STATED TASK ▸
Copy all the entries below exactly, but not the pictures.

MATERIAL PROVIDED ▸
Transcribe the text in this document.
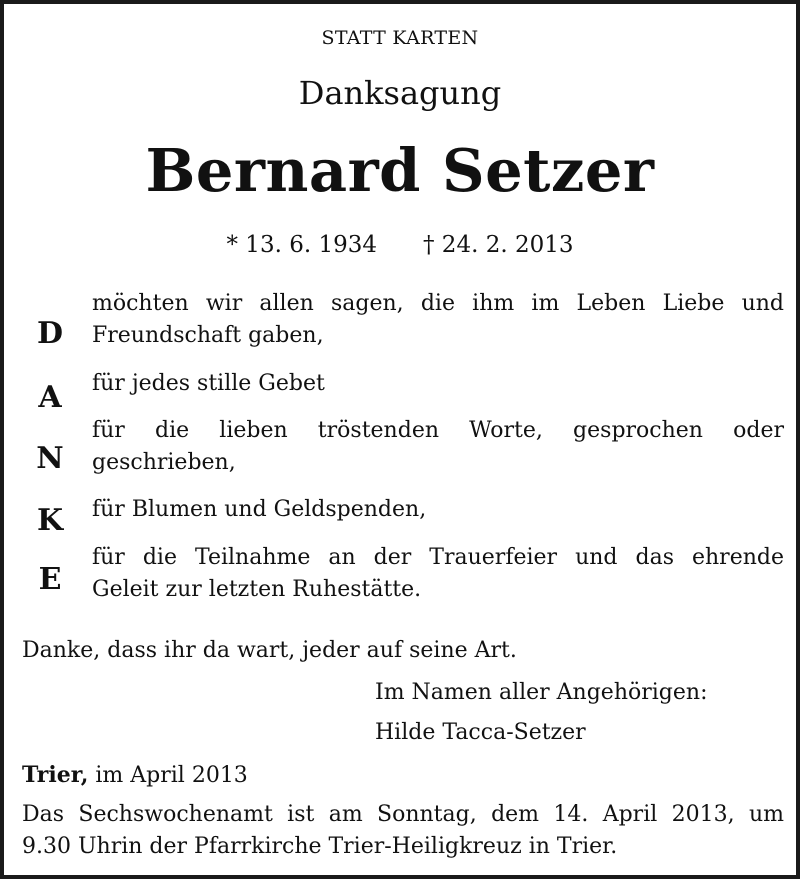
STATT KARTEN
Danksagung
Bernard Setzer
* 13. 6. 1934 † 24. 2. 2013
D
möchten wir allen sagen, die ihm im Leben Liebe und
Freundschaft gaben,
A für jedes stille Gebet
N
für die lieben tröstenden Worte, gesprochen oder
geschrieben,
K für Blumen und Geldspenden,
E
für die Teilnahme an der Trauerfeier und das ehrende
Geleit zur letzten Ruhestätte.
Danke, dass ihr da wart, jeder auf seine Art.
Im Namen aller Angehörigen:
Hilde Tacca-Setzer
Trier, im April 2013
Das Sechswochenamt ist am Sonntag, dem 14. April 2013, um
9.30 Uhrin der Pfarrkirche Trier-Heiligkreuz in Trier.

WRITTEN RESPONSE ▸
Transcribe the text in this document.
STATT KARTEN
Danksagung
Bernard Setzer
* 13. 6. 1934 † 24. 2. 2013
D
möchten wir allen sagen, die ihm im Leben Liebe und
Freundschaft gaben,
A für jedes stille Gebet
N
für die lieben tröstenden Worte, gesprochen oder
geschrieben,
K für Blumen und Geldspenden,
E
für die Teilnahme an der Trauerfeier und das ehrende
Geleit zur letzten Ruhestätte.
Danke, dass ihr da wart, jeder auf seine Art.
Im Namen aller Angehörigen:
Hilde Tacca-Setzer
Trier, im April 2013
Das Sechswochenamt ist am Sonntag, dem 14. April 2013, um
9.30 Uhrin der Pfarrkirche Trier-Heiligkreuz in Trier.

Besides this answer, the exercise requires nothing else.